▶ [MATERIAL FOR THE TASK]:
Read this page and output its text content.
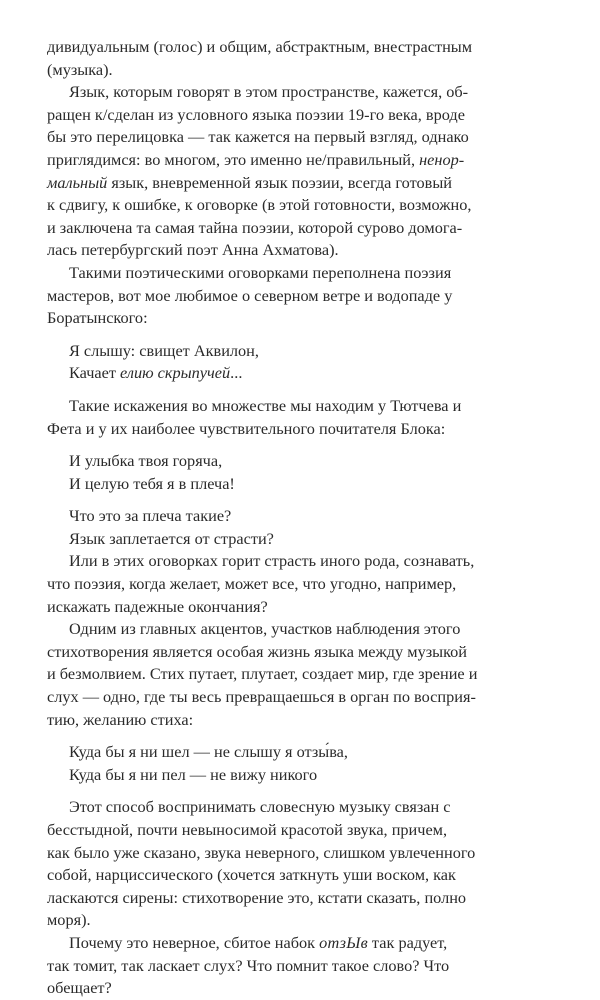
дивидуальным (голос) и общим, абстрактным, внестрастным
(музыка).
Язык, которым говорят в этом пространстве, кажется, об-
ращен к/сделан из условного языка поэзии 19-го века, вроде
бы это перелицовка — так кажется на первый взгляд, однако
приглядимся: во многом, это именно не/правильный, ненор-
мальный язык, вневременной язык поэзии, всегда готовый
к сдвигу, к ошибке, к оговорке (в этой готовности, возможно,
и заключена та самая тайна поэзии, которой сурово домога-
лась петербургский поэт Анна Ахматова).
Такими поэтическими оговорками переполнена поэзия
мастеров, вот мое любимое о северном ветре и водопаде у
Боратынского:
Я слышу: свищет Аквилон,
Качает елию скрыпучей...
Такие искажения во множестве мы находим у Тютчева и
Фета и у их наиболее чувствительного почитателя Блока:
И улыбка твоя горяча,
И целую тебя я в плеча!
Что это за плеча такие?
Язык заплетается от страсти?
Или в этих оговорках горит страсть иного рода, сознавать,
что поэзия, когда желает, может все, что угодно, например,
искажать падежные окончания?
Одним из главных акцентов, участков наблюдения этого
стихотворения является особая жизнь языка между музыкой
и безмолвием. Стих путает, плутает, создает мир, где зрение и
слух — одно, где ты весь превращаешься в орган по восприя-
тию, желанию стиха:
Куда бы я ни шел — не слышу я отзы́ва,
Куда бы я ни пел — не вижу никого
Этот способ воспринимать словесную музыку связан с
бесстыдной, почти невыносимой красотой звука, причем,
как было уже сказано, звука неверного, слишком увлеченного
собой, нарциссического (хочется заткнуть уши воском, как
ласкаются сирены: стихотворение это, кстати сказать, полно
моря).
Почему это неверное, сбитое набок отзЫв так радует,
так томит, так ласкает слух? Что помнит такое слово? Что
обещает?
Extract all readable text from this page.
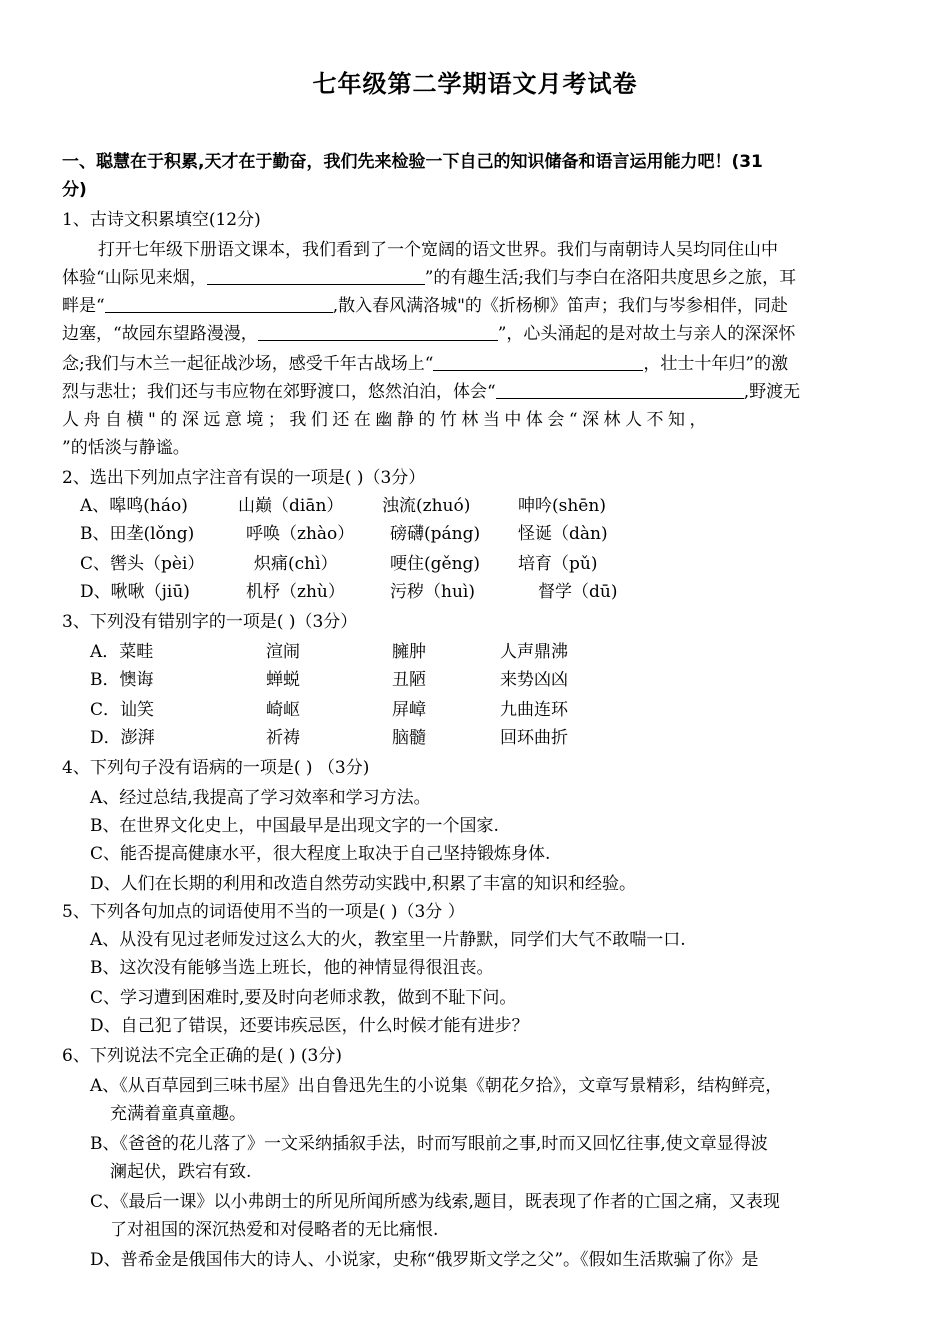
七年级第二学期语文月考试卷
一、聪慧在于积累,天才在于勤奋，我们先来检验一下自己的知识储备和语言运用能力吧！(31
分)
1、古诗文积累填空(12分)
打开七年级下册语文课本，我们看到了一个宽阔的语文世界。我们与南朝诗人吴均同住山中
体验“山际见来烟，	”的有趣生活;我们与李白在洛阳共度思乡之旅，耳
畔是“	,散入春风满洛城"的《折杨柳》笛声；我们与岑参相伴，同赴
边塞，“故园东望路漫漫，	”，心头涌起的是对故土与亲人的深深怀
念;我们与木兰一起征战沙场，感受千年古战场上“	，壮士十年归”的激
烈与悲壮；我们还与韦应物在郊野渡口，悠然泊泊，体会“	,野渡无
人舟自横"的深远意境；我们还在幽静的竹林当中体会“深林人不知，
”的恬淡与静谧。
2、选出下列加点字注音有误的一项是( )（3分）
A、嗥鸣(háo)	山巅（diān） 浊流(zhuó)	呻吟(shēn)
B、田垄(lǒng)	呼唤（zhào） 磅礴(páng) 怪诞（dàn)
C、辔头（pèi）	炽痛(chì）	哽住(gěng) 培育（pǔ)
D、啾啾（jiū)	机杼（zhù）	污秽（huì)	督学（dū)
3、下列没有错别字的一项是( )（3分）
A．菜畦	渲闹	臃肿	人声鼎沸
B．懊诲	蝉蜕	丑陋	来势凶凶
C．讪笑	崎岖	屏嶂	九曲连环
D．澎湃	祈祷	脑髓	回环曲折
4、下列句子没有语病的一项是( ) （3分)
A、经过总结,我提高了学习效率和学习方法。
B、在世界文化史上，中国最早是出现文字的一个国家.
C、能否提高健康水平，很大程度上取决于自己坚持锻炼身体.
D、人们在长期的利用和改造自然劳动实践中,积累了丰富的知识和经验。
5、下列各句加点的词语使用不当的一项是( )（3分 ）
A、从没有见过老师发过这么大的火，教室里一片静默，同学们大气不敢喘一口.
B、这次没有能够当选上班长，他的神情显得很沮丧。
C、学习遭到困难时,要及时向老师求教，做到不耻下问。
D、自己犯了错误，还要讳疾忌医，什么时候才能有进步？
6、下列说法不完全正确的是( ) (3分)
A、《从百草园到三味书屋》出自鲁迅先生的小说集《朝花夕拾》，文章写景精彩，结构鲜亮，
充满着童真童趣。
B、《爸爸的花儿落了》一文采纳插叙手法，时而写眼前之事,时而又回忆往事,使文章显得波
澜起伏，跌宕有致.
C、《最后一课》以小弗朗士的所见所闻所感为线索,题目，既表现了作者的亡国之痛，又表现
了对祖国的深沉热爱和对侵略者的无比痛恨.
D、普希金是俄国伟大的诗人、小说家，史称“俄罗斯文学之父”。《假如生活欺骗了你》是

▶ [WHAT THE TASK ASKS]:
Locate all lines that include the word "page" and copy them out.

▶ [THE OUTPUT]:
Read this page and output its text content.
Extract all readable text from this page.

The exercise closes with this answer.